- TASK DIRECTIONS
Using the listing below, please gather every line containing the word "dept".

- LISTING
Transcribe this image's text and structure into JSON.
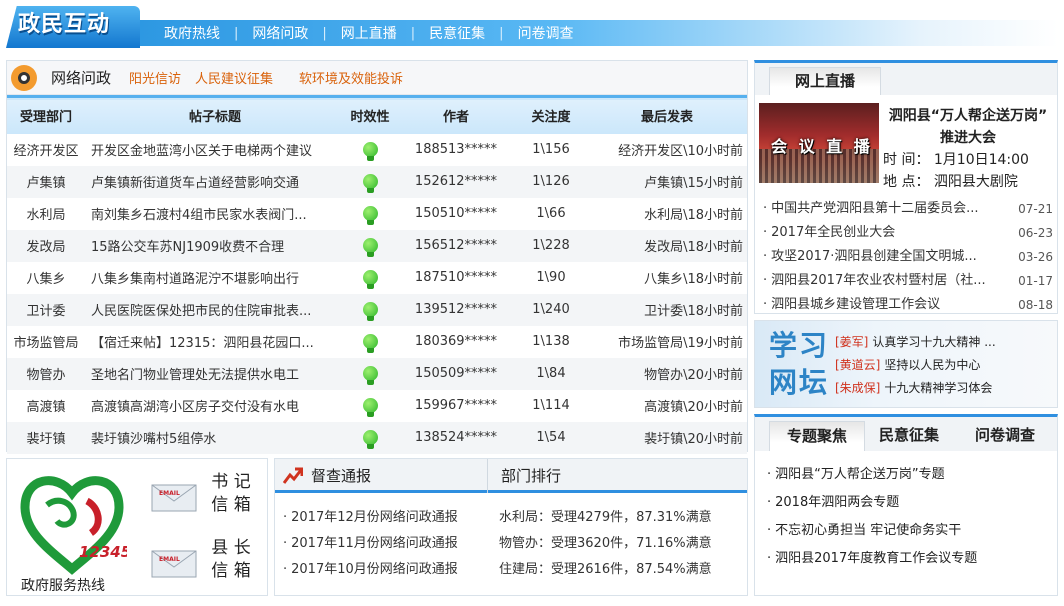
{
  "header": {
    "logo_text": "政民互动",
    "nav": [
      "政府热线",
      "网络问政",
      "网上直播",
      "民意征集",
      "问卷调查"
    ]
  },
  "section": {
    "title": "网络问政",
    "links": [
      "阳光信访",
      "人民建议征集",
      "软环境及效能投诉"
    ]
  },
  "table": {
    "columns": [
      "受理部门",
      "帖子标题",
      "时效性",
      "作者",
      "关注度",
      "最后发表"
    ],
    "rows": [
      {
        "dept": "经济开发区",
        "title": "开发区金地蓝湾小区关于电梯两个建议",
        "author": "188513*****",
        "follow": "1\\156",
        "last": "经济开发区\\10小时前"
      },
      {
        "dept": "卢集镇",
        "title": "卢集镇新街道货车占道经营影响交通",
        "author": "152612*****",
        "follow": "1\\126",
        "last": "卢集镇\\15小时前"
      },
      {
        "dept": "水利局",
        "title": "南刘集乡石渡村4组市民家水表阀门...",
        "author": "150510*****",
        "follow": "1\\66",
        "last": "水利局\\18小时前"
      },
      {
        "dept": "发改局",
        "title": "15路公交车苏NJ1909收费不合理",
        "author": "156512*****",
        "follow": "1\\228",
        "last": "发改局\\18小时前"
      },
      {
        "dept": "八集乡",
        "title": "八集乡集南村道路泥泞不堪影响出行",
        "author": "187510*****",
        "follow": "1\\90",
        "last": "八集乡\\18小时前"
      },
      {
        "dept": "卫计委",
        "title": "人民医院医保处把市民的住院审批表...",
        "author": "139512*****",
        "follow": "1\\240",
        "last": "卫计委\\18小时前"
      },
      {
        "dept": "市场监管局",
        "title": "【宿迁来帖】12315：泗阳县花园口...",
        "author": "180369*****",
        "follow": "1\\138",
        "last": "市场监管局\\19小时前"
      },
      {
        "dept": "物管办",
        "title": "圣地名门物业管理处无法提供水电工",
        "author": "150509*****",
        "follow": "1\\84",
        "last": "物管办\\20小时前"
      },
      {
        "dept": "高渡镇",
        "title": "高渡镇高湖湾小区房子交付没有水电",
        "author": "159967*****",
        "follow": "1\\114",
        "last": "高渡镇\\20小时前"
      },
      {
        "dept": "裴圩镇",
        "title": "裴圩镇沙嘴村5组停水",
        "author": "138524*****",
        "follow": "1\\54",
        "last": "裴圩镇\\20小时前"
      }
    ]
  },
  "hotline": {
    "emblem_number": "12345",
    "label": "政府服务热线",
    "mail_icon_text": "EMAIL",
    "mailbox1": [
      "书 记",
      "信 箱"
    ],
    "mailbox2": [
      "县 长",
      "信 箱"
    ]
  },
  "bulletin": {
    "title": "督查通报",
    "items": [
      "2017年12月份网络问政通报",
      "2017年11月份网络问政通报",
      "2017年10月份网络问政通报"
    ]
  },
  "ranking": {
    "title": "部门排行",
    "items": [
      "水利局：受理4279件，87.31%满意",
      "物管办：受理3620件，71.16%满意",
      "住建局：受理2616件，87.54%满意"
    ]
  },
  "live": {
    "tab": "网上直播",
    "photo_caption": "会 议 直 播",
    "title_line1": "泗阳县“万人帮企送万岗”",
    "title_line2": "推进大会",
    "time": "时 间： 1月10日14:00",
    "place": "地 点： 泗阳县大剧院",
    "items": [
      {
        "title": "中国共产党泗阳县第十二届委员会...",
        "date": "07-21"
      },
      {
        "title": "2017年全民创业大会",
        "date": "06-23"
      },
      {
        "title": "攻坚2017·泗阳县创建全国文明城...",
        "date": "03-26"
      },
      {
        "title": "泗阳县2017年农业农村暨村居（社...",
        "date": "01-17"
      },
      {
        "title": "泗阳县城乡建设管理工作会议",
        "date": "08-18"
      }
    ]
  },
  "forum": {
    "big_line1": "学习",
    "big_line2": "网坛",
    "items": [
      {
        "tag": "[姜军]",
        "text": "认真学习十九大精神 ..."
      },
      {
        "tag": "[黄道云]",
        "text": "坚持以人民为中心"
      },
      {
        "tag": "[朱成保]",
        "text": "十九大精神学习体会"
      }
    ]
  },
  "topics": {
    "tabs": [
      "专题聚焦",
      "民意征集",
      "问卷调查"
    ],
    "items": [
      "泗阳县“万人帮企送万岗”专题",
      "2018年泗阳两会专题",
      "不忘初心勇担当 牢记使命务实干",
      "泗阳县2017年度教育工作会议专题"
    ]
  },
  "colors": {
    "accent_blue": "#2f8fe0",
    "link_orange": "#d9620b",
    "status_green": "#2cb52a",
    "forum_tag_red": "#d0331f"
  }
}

---

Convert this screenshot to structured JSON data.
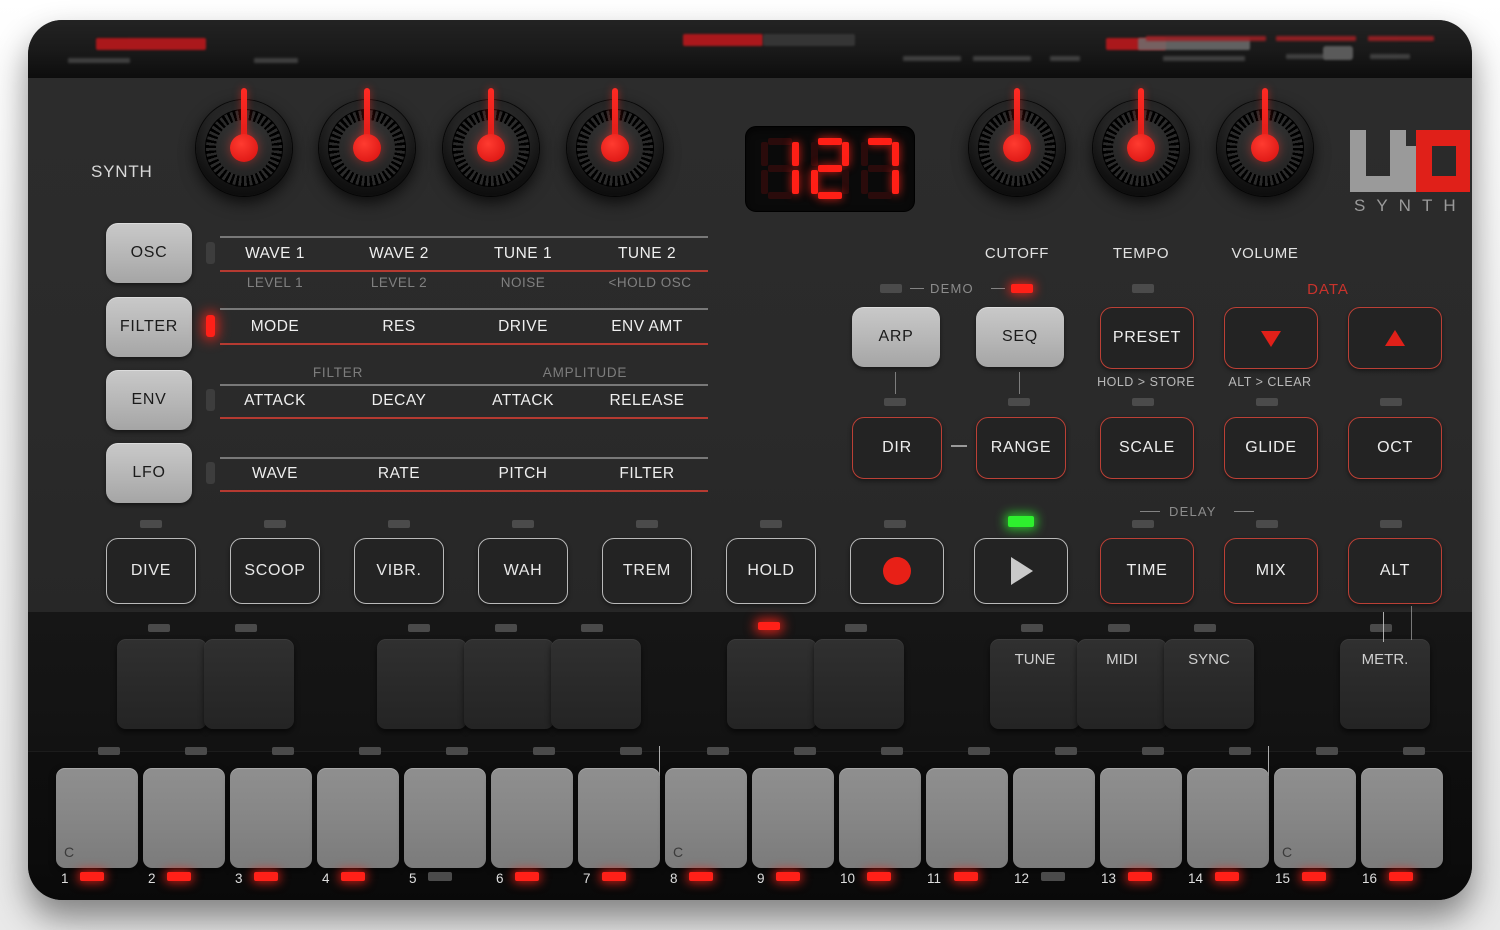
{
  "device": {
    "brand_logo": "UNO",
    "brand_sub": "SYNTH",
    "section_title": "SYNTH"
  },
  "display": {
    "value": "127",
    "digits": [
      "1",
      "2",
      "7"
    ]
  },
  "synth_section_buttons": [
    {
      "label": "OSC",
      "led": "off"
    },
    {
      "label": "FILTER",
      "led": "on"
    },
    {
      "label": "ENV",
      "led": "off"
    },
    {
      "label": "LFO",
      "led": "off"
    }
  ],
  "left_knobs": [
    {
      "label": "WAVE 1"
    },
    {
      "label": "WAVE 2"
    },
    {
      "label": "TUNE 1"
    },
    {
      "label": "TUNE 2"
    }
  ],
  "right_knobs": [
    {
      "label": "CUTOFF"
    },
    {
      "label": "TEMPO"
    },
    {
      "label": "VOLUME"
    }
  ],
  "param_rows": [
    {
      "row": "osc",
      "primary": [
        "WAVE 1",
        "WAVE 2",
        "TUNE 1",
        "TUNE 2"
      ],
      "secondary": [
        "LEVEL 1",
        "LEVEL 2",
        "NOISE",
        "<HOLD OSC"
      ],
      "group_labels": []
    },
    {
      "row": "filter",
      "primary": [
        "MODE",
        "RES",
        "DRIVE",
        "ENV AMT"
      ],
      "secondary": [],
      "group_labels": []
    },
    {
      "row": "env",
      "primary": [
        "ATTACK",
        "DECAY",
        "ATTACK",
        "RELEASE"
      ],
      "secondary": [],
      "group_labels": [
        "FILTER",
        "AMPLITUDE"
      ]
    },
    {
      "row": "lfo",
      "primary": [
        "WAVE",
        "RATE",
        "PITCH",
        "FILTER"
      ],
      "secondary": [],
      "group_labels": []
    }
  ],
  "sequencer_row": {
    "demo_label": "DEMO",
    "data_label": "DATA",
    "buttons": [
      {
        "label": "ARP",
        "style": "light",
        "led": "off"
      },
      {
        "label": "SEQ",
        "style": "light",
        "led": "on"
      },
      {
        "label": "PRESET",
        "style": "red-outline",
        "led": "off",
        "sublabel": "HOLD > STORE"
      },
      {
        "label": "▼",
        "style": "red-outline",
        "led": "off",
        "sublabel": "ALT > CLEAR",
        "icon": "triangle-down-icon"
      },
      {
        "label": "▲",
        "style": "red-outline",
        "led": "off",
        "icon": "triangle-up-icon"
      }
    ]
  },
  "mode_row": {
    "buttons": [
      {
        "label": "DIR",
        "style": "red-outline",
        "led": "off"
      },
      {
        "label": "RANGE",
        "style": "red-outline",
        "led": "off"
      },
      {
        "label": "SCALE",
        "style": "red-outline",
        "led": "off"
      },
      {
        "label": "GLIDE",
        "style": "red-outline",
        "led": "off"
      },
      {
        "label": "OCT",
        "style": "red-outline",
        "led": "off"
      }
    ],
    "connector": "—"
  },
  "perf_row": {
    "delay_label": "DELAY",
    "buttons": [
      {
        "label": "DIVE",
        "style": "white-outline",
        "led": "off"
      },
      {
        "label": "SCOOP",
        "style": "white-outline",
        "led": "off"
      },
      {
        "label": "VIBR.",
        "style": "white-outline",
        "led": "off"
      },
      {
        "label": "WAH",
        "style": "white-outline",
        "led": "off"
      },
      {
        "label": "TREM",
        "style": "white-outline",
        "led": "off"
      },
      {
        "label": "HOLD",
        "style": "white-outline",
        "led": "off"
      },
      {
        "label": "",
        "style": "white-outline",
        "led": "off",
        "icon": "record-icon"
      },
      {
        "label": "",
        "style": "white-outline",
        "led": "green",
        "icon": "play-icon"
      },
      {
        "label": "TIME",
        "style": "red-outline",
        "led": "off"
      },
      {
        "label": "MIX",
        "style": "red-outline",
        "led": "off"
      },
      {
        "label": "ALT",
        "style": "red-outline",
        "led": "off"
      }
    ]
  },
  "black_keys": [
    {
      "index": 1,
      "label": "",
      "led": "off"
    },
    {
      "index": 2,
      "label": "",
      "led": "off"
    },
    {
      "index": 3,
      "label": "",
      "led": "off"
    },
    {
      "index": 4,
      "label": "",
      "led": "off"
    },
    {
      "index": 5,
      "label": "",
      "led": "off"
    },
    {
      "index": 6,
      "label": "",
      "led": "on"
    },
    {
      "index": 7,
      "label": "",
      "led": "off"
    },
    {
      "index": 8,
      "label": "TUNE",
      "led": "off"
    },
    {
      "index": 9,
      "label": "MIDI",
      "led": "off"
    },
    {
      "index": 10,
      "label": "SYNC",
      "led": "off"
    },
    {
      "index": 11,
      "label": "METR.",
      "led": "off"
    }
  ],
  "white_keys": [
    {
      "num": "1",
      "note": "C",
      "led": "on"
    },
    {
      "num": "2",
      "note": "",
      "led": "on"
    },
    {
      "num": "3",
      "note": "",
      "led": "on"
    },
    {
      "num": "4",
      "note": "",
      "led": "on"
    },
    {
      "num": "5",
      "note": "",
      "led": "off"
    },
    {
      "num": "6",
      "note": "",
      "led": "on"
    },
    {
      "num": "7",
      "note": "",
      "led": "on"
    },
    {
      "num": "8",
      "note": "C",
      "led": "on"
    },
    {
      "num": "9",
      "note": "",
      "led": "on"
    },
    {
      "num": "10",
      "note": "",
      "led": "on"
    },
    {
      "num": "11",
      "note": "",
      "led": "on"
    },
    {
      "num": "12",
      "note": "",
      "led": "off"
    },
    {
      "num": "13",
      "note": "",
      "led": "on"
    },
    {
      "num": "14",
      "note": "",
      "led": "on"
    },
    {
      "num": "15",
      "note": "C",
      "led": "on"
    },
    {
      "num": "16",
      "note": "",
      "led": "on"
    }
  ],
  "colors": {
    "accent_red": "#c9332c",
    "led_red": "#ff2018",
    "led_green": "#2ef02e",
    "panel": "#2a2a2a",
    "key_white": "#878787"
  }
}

- RESPONSE TO THE EXERCISE
        "dept": "经济开发区",
        "dept": "卢集镇",
        "dept": "水利局",
        "dept": "发改局",
        "dept": "八集乡",
        "dept": "卫计委",
        "dept": "市场监管局",
        "dept": "物管办",
        "dept": "高渡镇",
        "dept": "裴圩镇",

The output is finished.